● Problem to work on: Emit only the lines from the line containing "Enumerate this screenshot's text" through the last line of the entries, unchanged.

-- Start of Dataset records --

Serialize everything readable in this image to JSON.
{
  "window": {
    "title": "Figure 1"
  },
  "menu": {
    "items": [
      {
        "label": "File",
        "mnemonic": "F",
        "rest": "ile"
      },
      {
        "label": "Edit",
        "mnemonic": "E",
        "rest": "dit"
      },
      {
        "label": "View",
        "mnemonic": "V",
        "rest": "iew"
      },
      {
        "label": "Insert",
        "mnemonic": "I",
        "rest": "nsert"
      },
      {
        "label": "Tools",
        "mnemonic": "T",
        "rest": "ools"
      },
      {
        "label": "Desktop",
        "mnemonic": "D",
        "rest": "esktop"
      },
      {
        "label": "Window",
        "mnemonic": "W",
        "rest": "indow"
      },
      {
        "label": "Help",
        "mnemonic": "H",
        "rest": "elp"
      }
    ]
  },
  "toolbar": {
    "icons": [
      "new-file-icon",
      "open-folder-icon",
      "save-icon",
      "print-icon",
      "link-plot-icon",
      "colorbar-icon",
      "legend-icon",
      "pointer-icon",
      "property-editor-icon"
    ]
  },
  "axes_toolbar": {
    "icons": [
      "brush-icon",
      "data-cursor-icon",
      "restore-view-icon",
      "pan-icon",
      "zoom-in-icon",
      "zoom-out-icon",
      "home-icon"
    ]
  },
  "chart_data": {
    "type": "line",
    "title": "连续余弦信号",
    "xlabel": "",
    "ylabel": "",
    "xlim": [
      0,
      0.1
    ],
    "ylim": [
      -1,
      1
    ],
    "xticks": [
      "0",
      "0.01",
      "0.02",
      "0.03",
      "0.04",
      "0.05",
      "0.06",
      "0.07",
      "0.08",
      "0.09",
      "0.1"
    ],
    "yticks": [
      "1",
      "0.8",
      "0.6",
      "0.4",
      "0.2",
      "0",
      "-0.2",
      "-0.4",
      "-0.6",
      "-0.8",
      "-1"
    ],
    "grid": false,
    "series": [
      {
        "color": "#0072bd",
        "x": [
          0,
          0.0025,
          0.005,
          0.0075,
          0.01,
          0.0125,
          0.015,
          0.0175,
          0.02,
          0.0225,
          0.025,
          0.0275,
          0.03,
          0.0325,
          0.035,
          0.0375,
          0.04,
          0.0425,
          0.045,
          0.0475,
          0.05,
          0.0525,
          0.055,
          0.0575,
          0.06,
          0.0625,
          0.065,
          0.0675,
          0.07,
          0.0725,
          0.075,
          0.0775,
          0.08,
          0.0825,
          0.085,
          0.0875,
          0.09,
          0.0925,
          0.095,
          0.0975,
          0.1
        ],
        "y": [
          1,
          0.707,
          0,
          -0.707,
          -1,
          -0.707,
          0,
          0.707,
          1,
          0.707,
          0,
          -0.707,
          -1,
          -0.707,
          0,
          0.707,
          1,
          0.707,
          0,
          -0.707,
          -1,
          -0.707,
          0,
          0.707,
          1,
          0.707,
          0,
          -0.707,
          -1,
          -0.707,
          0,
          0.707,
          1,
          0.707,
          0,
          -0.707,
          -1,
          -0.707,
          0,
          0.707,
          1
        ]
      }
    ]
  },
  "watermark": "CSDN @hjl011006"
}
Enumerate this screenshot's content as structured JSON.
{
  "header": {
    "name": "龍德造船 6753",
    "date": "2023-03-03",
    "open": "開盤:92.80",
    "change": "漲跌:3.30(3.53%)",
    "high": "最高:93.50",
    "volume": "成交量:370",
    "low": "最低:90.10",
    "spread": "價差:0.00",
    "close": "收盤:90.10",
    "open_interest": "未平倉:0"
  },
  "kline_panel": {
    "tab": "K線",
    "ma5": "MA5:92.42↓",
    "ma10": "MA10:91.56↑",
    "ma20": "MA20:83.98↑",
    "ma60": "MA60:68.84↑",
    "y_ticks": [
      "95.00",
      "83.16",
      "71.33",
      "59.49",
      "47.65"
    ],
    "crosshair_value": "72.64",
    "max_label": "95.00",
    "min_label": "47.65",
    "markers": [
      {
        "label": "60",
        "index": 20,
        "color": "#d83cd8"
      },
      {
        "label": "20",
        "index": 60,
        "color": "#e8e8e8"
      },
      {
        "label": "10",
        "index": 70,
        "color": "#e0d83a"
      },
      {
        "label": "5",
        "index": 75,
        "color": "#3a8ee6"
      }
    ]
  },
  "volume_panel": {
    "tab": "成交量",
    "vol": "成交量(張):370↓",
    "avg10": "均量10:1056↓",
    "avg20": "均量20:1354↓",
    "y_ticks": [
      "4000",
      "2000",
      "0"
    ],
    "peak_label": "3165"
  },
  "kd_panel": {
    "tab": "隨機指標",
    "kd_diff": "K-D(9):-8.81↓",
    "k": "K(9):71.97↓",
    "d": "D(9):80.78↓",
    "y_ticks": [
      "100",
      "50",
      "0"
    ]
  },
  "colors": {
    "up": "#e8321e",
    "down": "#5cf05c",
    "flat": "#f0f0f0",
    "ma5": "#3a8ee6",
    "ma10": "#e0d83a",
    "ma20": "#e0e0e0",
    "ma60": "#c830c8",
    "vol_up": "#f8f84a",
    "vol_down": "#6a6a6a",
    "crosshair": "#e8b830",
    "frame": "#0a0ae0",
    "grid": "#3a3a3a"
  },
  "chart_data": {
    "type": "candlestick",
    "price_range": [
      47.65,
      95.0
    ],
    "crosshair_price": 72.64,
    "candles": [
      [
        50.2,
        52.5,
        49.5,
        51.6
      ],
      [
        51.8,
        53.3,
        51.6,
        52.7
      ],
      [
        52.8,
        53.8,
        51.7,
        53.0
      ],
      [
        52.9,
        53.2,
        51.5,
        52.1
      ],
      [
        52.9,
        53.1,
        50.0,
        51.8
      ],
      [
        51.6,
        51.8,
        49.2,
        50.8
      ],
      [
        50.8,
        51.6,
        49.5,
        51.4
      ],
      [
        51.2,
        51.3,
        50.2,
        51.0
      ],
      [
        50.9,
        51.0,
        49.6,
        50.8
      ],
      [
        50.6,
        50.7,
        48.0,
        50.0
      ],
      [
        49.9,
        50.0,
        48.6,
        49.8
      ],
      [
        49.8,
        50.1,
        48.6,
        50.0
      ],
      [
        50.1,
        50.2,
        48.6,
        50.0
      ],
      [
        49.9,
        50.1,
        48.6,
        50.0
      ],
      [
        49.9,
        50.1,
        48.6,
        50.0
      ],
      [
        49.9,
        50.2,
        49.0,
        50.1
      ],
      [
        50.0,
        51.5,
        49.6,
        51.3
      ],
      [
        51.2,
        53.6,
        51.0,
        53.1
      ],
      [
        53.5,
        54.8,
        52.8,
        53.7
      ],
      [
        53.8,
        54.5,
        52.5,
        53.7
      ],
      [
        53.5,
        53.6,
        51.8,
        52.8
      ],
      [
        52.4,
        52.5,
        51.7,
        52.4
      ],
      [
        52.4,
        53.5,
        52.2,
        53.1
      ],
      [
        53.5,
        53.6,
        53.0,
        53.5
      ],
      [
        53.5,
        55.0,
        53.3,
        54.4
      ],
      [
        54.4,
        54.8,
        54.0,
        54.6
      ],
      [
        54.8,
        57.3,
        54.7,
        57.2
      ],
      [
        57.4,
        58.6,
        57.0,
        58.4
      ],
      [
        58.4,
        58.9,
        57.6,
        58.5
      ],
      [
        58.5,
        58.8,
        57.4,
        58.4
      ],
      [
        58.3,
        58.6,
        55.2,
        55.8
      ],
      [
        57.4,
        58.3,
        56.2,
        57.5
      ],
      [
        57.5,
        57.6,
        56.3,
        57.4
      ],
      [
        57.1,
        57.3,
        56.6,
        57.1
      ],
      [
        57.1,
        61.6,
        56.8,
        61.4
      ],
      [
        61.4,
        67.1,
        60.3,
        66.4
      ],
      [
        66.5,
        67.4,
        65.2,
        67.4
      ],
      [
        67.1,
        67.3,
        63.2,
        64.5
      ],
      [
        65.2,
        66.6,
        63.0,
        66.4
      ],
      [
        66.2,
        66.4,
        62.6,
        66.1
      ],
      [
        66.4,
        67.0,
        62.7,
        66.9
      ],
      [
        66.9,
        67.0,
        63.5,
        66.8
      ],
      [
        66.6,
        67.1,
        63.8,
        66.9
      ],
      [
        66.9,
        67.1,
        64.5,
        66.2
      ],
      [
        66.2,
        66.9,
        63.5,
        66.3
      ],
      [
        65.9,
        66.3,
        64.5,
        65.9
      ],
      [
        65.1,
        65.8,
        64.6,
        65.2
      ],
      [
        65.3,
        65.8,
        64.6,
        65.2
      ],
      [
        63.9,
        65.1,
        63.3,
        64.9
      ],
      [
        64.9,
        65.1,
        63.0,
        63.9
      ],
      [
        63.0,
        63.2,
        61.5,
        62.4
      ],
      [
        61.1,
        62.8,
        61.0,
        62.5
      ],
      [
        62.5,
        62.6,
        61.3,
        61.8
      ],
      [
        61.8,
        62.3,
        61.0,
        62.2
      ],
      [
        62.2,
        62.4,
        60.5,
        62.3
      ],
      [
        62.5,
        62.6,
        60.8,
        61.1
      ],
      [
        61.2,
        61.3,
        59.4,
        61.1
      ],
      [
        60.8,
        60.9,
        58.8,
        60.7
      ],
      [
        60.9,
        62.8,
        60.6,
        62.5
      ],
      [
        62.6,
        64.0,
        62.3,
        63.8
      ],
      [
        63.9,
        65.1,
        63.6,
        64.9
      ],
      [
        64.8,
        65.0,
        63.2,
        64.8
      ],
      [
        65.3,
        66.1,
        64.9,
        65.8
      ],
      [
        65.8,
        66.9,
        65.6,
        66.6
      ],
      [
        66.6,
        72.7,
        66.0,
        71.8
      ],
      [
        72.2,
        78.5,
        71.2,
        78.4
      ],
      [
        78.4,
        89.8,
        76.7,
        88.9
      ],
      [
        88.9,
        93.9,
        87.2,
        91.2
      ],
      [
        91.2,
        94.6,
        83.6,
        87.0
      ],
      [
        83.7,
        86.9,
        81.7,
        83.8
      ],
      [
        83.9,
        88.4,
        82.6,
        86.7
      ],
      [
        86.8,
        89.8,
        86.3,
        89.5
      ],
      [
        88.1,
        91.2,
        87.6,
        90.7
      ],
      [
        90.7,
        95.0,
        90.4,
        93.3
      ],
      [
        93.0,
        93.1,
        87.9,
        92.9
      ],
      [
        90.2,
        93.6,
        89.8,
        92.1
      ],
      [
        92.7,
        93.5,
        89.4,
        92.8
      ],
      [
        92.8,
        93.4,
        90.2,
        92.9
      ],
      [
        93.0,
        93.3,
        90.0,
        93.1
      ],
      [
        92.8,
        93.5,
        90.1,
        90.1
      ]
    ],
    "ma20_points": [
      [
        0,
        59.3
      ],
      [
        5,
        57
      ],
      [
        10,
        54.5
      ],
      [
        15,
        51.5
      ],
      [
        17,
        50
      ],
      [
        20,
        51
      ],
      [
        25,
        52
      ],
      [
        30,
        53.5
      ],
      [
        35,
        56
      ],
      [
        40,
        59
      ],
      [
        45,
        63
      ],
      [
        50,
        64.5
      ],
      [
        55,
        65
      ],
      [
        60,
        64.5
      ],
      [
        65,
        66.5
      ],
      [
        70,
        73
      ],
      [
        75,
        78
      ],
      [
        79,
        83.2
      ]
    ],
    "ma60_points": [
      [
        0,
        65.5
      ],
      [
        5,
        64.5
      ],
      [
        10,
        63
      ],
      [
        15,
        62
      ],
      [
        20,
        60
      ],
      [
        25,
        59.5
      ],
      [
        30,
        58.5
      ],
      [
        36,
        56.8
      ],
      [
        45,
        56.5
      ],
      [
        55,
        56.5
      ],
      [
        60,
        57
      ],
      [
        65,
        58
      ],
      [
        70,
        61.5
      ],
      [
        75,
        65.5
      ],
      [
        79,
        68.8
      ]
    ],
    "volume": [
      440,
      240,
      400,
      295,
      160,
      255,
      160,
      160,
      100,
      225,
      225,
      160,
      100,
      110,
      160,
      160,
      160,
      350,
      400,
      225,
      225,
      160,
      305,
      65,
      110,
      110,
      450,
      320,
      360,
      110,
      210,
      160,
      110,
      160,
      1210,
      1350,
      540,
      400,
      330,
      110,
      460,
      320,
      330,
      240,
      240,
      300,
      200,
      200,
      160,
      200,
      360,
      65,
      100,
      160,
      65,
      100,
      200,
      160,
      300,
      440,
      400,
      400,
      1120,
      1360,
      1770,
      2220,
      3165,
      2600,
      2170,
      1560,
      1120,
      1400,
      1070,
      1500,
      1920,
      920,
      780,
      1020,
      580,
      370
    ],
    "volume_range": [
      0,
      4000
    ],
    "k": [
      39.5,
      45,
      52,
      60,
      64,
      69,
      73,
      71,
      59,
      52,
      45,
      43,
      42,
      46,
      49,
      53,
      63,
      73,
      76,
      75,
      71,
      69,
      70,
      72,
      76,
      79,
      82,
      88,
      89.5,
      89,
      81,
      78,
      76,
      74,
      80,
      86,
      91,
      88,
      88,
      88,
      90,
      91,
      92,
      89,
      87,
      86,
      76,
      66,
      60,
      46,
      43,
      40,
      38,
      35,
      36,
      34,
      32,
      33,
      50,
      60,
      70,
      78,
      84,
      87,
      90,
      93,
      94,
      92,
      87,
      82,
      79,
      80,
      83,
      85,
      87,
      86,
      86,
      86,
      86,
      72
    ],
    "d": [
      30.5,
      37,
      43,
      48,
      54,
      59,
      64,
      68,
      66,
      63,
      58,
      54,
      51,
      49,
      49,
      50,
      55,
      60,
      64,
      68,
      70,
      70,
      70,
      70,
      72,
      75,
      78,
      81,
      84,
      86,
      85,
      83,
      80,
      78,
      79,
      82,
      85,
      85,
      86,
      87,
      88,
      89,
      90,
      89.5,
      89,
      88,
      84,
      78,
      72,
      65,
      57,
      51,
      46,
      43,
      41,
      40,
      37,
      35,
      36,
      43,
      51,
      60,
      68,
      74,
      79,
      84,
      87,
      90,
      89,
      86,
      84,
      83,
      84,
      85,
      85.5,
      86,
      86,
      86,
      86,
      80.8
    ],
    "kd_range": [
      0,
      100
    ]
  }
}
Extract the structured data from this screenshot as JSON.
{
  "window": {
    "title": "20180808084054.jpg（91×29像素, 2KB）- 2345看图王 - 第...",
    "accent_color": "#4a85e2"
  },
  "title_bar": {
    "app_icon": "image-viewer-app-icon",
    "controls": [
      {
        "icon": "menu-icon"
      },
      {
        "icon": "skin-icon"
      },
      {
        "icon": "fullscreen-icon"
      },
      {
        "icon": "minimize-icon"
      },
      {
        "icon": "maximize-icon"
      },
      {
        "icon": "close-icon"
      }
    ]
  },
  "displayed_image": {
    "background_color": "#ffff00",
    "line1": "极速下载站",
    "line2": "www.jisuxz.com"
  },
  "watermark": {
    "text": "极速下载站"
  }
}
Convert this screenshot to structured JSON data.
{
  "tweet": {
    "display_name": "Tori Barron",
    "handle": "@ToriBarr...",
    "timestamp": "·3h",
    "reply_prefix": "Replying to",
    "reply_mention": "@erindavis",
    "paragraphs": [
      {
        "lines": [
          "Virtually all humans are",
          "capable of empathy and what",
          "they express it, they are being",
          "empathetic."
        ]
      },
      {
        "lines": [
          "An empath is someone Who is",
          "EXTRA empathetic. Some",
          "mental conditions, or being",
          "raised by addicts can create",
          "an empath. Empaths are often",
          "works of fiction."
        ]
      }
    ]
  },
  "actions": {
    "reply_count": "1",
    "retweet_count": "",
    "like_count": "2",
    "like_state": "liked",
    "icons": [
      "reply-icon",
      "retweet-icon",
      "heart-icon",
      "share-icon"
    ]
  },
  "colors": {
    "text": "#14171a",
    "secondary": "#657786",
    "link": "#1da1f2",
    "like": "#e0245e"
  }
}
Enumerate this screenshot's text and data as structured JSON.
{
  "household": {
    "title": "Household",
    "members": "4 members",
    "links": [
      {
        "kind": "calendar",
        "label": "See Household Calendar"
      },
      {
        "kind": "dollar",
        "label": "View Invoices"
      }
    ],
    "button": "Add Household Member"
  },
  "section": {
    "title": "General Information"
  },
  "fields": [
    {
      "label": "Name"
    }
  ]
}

-- End of Dataset records --

● Response to this exercise:
Enumerate this screenshot's text and data as structured JSON.
{
  "household": {
    "title": "Household",
    "members": "4 members",
    "links": [
      {
        "kind": "calendar",
        "label": "See Household Calendar"
      },
      {
        "kind": "dollar",
        "label": "View Invoices"
      }
    ],
    "button": "Add Household Member"
  },
  "section": {
    "title": "General Information"
  },
  "fields": [
    {
      "label": "Name"
    }
  ]
}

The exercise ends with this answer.